[PROBLEM DESCRIPTION]: Images must not appear in your copy; reproduce every other part of the records exactly.

(Extracted data entries)
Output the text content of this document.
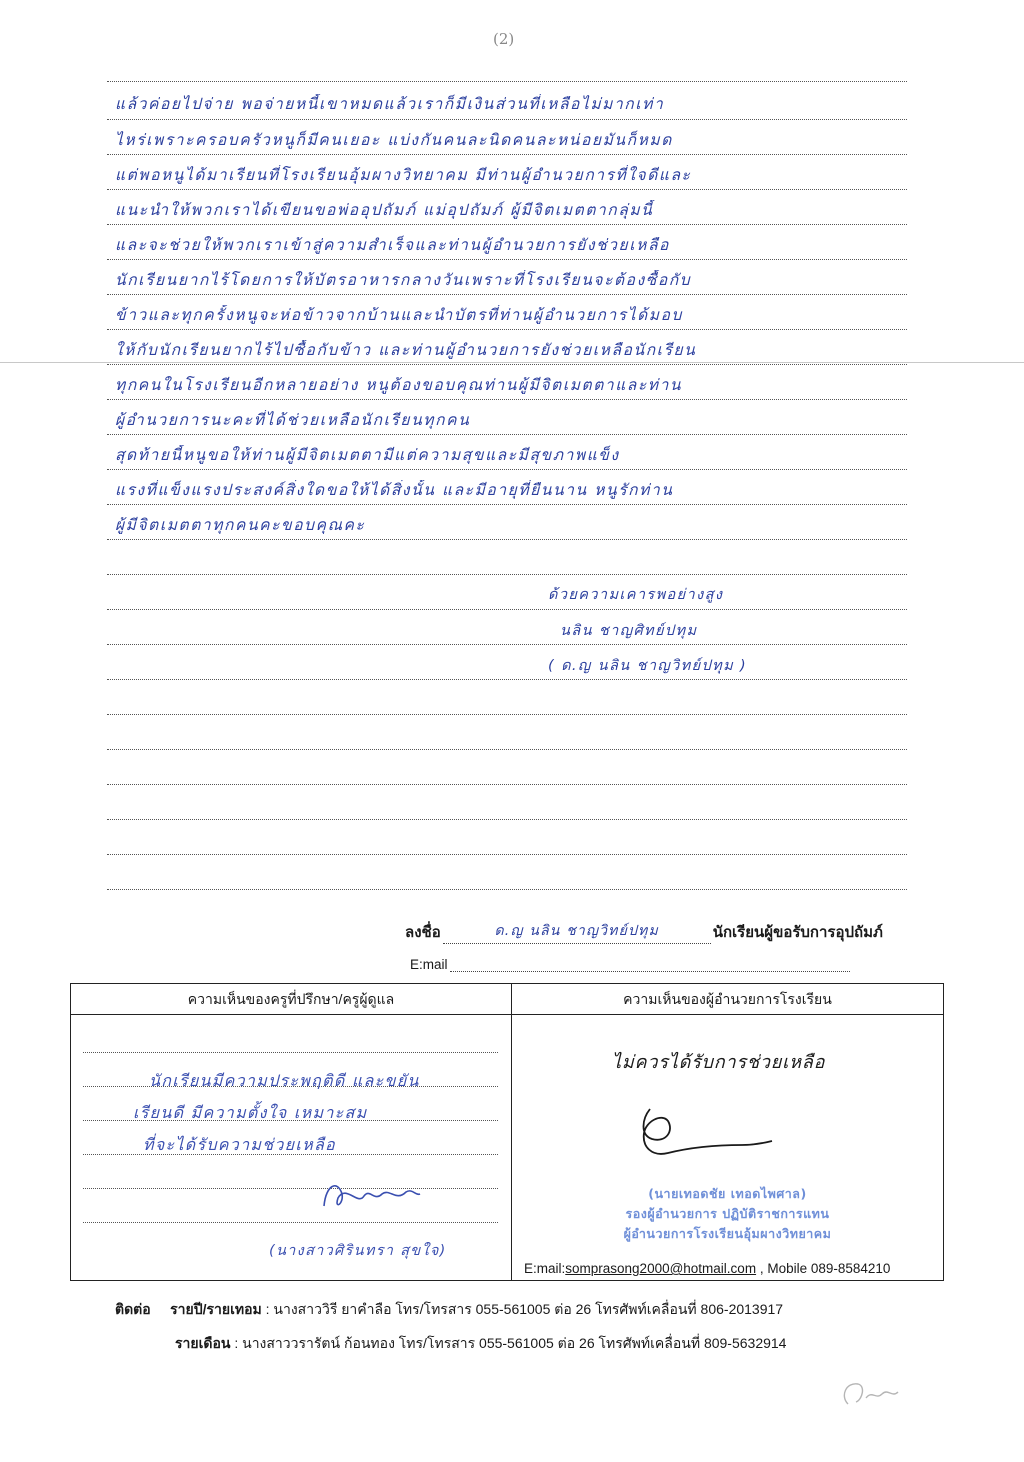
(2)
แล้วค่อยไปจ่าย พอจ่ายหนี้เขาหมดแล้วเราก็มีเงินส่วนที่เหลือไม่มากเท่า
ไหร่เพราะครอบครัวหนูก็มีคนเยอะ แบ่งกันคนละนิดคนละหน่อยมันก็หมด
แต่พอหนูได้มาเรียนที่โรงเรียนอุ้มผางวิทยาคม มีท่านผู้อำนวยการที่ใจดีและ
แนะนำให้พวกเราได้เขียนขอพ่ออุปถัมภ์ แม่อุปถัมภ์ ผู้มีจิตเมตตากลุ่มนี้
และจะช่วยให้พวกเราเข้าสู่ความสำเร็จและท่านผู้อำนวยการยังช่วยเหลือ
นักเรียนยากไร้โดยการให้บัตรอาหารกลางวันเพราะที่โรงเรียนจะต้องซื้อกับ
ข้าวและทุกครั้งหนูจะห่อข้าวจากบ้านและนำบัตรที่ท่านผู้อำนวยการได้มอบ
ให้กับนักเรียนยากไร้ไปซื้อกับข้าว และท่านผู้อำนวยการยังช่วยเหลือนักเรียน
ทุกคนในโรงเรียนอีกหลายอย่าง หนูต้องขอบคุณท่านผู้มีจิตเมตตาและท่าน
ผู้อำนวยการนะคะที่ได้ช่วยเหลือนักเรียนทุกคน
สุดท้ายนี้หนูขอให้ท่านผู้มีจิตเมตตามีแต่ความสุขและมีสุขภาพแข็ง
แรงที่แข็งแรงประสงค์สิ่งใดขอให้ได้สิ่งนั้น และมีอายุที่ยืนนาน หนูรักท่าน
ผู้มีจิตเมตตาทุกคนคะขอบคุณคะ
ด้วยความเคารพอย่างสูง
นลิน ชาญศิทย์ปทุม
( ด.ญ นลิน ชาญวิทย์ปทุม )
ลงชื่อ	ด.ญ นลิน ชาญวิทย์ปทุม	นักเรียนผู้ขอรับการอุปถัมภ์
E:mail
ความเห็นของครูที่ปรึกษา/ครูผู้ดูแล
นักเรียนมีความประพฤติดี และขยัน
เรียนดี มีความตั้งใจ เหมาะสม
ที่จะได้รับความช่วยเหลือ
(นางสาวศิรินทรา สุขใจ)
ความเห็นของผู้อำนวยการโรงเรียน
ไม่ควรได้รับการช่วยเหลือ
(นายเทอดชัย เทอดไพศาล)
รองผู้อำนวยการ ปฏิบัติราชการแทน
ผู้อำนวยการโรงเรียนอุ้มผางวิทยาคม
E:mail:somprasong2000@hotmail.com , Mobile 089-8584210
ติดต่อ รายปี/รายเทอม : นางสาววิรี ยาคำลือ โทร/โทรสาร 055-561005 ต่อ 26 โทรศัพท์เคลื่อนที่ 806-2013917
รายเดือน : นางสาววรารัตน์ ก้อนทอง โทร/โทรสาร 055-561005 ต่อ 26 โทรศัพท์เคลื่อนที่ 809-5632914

[SOLUTION BELOW]:
Output the text content of this document.
(2)
แล้วค่อยไปจ่าย พอจ่ายหนี้เขาหมดแล้วเราก็มีเงินส่วนที่เหลือไม่มากเท่า
ไหร่เพราะครอบครัวหนูก็มีคนเยอะ แบ่งกันคนละนิดคนละหน่อยมันก็หมด
แต่พอหนูได้มาเรียนที่โรงเรียนอุ้มผางวิทยาคม มีท่านผู้อำนวยการที่ใจดีและ
แนะนำให้พวกเราได้เขียนขอพ่ออุปถัมภ์ แม่อุปถัมภ์ ผู้มีจิตเมตตากลุ่มนี้
และจะช่วยให้พวกเราเข้าสู่ความสำเร็จและท่านผู้อำนวยการยังช่วยเหลือ
นักเรียนยากไร้โดยการให้บัตรอาหารกลางวันเพราะที่โรงเรียนจะต้องซื้อกับ
ข้าวและทุกครั้งหนูจะห่อข้าวจากบ้านและนำบัตรที่ท่านผู้อำนวยการได้มอบ
ให้กับนักเรียนยากไร้ไปซื้อกับข้าว และท่านผู้อำนวยการยังช่วยเหลือนักเรียน
ทุกคนในโรงเรียนอีกหลายอย่าง หนูต้องขอบคุณท่านผู้มีจิตเมตตาและท่าน
ผู้อำนวยการนะคะที่ได้ช่วยเหลือนักเรียนทุกคน
สุดท้ายนี้หนูขอให้ท่านผู้มีจิตเมตตามีแต่ความสุขและมีสุขภาพแข็ง
แรงที่แข็งแรงประสงค์สิ่งใดขอให้ได้สิ่งนั้น และมีอายุที่ยืนนาน หนูรักท่าน
ผู้มีจิตเมตตาทุกคนคะขอบคุณคะ
ด้วยความเคารพอย่างสูง
นลิน ชาญศิทย์ปทุม
( ด.ญ นลิน ชาญวิทย์ปทุม )
ลงชื่อ	ด.ญ นลิน ชาญวิทย์ปทุม	นักเรียนผู้ขอรับการอุปถัมภ์
E:mail
ความเห็นของครูที่ปรึกษา/ครูผู้ดูแล
นักเรียนมีความประพฤติดี และขยัน
เรียนดี มีความตั้งใจ เหมาะสม
ที่จะได้รับความช่วยเหลือ
(นางสาวศิรินทรา สุขใจ)
ความเห็นของผู้อำนวยการโรงเรียน
ไม่ควรได้รับการช่วยเหลือ
(นายเทอดชัย เทอดไพศาล)
รองผู้อำนวยการ ปฏิบัติราชการแทน
ผู้อำนวยการโรงเรียนอุ้มผางวิทยาคม
E:mail:somprasong2000@hotmail.com , Mobile 089-8584210
ติดต่อ รายปี/รายเทอม : นางสาววิรี ยาคำลือ โทร/โทรสาร 055-561005 ต่อ 26 โทรศัพท์เคลื่อนที่ 806-2013917
รายเดือน : นางสาววรารัตน์ ก้อนทอง โทร/โทรสาร 055-561005 ต่อ 26 โทรศัพท์เคลื่อนที่ 809-5632914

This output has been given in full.